▶ [What you are asked to do]:
Reproduce word for word the entries from the line with "Enumerate the UI" up to and including the line with "- facet-strip-label: 4: [549, 38, 555, 50]".

###

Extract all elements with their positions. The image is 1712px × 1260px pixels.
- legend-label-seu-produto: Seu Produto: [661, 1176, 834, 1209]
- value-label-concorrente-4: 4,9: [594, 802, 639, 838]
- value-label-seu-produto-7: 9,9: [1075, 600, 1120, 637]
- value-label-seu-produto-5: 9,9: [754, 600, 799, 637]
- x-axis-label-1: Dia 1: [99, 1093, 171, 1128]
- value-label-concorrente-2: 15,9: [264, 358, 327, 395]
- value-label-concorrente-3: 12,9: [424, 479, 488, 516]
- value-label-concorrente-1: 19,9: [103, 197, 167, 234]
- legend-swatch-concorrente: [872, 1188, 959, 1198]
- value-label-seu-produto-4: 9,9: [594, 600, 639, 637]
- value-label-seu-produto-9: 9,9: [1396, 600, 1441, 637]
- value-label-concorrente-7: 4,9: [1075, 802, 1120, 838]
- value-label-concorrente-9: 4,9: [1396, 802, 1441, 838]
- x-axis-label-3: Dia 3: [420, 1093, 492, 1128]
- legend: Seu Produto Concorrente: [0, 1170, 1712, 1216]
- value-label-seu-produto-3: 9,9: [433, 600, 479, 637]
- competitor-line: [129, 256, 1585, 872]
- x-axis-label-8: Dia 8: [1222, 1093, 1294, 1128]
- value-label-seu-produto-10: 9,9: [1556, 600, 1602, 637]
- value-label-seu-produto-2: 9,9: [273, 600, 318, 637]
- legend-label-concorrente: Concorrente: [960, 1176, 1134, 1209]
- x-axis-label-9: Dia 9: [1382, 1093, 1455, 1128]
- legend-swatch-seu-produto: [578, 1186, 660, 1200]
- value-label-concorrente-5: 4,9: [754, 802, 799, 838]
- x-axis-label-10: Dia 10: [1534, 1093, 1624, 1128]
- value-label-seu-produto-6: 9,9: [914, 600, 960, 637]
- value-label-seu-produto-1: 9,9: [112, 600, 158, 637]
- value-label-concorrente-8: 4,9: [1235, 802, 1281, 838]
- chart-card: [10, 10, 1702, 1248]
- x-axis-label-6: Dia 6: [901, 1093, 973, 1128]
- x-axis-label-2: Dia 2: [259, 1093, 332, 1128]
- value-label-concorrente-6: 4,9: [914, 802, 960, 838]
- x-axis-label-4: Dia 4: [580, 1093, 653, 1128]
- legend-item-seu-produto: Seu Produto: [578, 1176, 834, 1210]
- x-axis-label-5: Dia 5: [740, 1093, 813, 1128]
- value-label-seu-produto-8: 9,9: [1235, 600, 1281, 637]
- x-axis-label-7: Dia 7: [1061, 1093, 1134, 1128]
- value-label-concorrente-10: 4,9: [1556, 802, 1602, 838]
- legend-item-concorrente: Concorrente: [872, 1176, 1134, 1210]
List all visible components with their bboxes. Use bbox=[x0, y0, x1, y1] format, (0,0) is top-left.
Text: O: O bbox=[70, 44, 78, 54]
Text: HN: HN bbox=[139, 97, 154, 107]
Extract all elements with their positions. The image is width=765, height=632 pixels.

###

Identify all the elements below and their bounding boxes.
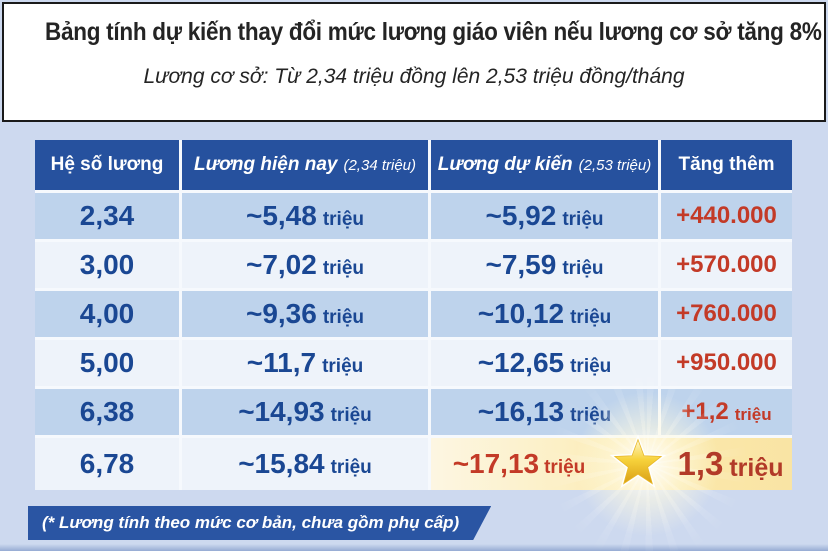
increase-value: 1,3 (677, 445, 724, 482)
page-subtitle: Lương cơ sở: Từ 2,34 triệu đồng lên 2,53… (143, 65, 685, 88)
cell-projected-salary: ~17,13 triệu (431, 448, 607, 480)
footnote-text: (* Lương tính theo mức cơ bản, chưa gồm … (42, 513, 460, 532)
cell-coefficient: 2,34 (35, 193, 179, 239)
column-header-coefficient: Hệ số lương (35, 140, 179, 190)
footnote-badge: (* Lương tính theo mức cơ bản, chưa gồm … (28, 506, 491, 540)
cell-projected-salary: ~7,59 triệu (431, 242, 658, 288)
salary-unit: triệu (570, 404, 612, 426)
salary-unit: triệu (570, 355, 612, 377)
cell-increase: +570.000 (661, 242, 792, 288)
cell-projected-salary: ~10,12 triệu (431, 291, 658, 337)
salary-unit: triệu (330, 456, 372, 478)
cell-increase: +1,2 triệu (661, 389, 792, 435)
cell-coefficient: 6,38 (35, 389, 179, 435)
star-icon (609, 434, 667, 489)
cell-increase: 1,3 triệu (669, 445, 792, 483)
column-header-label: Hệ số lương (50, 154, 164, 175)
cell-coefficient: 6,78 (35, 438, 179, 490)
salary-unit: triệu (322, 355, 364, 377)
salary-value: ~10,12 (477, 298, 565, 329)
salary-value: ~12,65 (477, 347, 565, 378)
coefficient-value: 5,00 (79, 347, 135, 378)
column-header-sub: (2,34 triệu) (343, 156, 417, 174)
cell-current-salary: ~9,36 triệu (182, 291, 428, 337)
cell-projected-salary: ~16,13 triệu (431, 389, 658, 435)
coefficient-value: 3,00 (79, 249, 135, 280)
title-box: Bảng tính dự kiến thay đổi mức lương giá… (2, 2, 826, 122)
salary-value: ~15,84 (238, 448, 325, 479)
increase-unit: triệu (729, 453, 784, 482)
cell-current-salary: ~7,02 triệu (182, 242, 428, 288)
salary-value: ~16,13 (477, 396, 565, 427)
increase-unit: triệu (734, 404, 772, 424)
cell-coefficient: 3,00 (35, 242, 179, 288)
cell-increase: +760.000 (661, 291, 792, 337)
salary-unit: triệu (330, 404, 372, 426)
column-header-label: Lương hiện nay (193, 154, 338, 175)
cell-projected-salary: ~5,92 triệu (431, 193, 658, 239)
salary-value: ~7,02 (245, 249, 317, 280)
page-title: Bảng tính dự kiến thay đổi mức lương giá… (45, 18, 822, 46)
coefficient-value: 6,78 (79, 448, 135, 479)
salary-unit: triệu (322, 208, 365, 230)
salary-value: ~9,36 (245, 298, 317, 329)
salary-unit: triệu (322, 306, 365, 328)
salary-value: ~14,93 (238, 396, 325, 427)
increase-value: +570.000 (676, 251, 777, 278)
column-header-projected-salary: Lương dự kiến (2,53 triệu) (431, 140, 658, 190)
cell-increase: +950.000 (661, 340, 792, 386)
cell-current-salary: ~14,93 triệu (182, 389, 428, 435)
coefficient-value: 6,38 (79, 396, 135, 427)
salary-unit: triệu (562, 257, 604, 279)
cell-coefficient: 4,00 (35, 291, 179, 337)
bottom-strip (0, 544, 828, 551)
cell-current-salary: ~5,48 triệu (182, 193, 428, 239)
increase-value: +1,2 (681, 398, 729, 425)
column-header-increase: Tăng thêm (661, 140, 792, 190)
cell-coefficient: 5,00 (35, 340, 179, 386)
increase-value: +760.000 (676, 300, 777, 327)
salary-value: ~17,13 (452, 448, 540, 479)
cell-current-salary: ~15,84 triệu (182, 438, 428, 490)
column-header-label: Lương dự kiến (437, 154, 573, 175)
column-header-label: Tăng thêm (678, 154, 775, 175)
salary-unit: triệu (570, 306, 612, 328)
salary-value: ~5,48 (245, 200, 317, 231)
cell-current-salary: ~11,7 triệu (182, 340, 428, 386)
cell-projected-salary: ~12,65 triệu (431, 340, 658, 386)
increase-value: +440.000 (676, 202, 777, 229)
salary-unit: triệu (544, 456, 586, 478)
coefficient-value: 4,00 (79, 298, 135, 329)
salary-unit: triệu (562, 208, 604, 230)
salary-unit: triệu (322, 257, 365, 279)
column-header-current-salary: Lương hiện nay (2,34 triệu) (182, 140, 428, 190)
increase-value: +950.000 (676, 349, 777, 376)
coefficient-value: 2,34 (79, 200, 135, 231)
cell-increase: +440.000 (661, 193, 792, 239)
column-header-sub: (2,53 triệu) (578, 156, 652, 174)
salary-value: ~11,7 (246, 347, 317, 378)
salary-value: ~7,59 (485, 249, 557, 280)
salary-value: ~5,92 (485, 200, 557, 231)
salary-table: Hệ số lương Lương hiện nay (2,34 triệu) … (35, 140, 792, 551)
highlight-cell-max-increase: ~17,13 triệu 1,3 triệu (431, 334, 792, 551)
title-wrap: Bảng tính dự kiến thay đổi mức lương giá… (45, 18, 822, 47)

###

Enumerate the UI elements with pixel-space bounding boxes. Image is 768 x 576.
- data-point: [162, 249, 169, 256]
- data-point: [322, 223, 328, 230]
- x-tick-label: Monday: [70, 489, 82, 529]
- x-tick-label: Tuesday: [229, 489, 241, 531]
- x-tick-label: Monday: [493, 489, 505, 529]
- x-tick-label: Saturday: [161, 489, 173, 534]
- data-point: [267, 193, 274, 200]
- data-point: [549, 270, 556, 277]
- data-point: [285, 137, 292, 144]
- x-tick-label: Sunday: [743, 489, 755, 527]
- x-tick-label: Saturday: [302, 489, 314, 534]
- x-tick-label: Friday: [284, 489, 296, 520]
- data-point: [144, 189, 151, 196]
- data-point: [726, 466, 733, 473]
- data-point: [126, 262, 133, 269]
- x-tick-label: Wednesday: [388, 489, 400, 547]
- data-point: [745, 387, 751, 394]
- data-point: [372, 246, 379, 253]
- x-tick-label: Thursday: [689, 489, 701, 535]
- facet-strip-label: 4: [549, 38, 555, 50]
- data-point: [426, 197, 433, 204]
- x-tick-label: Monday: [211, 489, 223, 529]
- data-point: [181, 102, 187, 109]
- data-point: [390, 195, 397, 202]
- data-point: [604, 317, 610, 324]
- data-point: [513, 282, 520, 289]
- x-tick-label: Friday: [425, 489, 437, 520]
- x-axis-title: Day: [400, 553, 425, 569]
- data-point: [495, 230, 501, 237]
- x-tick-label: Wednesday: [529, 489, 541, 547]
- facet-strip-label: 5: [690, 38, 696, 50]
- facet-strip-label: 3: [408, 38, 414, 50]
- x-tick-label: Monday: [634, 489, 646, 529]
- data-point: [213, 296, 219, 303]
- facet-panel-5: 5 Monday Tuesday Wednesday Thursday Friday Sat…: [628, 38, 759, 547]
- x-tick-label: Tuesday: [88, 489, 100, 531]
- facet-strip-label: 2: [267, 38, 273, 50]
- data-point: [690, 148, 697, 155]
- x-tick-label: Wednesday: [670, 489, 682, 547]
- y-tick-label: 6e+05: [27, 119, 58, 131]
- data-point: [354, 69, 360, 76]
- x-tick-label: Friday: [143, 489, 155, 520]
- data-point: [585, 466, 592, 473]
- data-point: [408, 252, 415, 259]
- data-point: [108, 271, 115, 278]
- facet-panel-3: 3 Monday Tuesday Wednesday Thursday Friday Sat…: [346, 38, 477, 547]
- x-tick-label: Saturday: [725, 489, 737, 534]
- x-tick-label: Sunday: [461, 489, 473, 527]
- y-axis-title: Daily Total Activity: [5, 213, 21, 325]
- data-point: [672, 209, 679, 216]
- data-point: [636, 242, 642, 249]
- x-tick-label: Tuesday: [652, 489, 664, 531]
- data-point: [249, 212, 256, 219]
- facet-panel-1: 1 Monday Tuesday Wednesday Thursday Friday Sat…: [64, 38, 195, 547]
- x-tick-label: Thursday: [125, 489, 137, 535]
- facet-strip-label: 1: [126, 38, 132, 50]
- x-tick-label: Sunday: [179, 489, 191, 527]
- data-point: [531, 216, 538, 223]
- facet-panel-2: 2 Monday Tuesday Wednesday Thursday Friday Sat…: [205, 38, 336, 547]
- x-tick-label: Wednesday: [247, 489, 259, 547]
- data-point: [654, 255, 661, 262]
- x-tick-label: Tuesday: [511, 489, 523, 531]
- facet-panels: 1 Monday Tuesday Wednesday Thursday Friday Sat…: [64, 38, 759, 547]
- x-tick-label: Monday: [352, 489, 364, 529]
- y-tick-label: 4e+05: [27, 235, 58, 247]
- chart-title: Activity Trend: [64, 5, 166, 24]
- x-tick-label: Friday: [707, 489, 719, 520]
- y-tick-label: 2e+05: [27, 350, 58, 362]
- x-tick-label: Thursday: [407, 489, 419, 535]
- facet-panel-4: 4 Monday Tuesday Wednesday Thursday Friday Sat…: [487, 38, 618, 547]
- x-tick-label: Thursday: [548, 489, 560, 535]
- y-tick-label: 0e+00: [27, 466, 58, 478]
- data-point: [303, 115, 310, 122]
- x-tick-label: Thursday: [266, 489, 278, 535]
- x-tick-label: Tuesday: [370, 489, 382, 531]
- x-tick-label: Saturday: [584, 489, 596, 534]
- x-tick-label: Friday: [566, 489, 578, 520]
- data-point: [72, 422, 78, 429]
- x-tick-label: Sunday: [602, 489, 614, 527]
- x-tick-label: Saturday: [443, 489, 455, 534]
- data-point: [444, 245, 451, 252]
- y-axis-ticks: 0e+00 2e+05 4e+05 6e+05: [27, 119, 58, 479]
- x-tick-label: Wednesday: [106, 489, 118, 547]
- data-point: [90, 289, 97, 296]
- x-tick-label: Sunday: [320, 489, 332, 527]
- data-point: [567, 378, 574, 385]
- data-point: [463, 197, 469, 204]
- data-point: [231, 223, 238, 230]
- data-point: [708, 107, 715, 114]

###

▶ [Full output]:
Enumerate the UI elements with pixel-space bounding boxes. Image is 768 x 576.
- data-point: [162, 249, 169, 256]
- data-point: [322, 223, 328, 230]
- x-tick-label: Monday: [70, 489, 82, 529]
- x-tick-label: Tuesday: [229, 489, 241, 531]
- x-tick-label: Monday: [493, 489, 505, 529]
- x-tick-label: Saturday: [161, 489, 173, 534]
- data-point: [267, 193, 274, 200]
- data-point: [549, 270, 556, 277]
- data-point: [285, 137, 292, 144]
- x-tick-label: Sunday: [743, 489, 755, 527]
- x-tick-label: Saturday: [302, 489, 314, 534]
- x-tick-label: Friday: [284, 489, 296, 520]
- data-point: [144, 189, 151, 196]
- data-point: [726, 466, 733, 473]
- data-point: [126, 262, 133, 269]
- x-tick-label: Wednesday: [388, 489, 400, 547]
- data-point: [745, 387, 751, 394]
- data-point: [372, 246, 379, 253]
- x-tick-label: Thursday: [689, 489, 701, 535]
- facet-strip-label: 4: [549, 38, 555, 50]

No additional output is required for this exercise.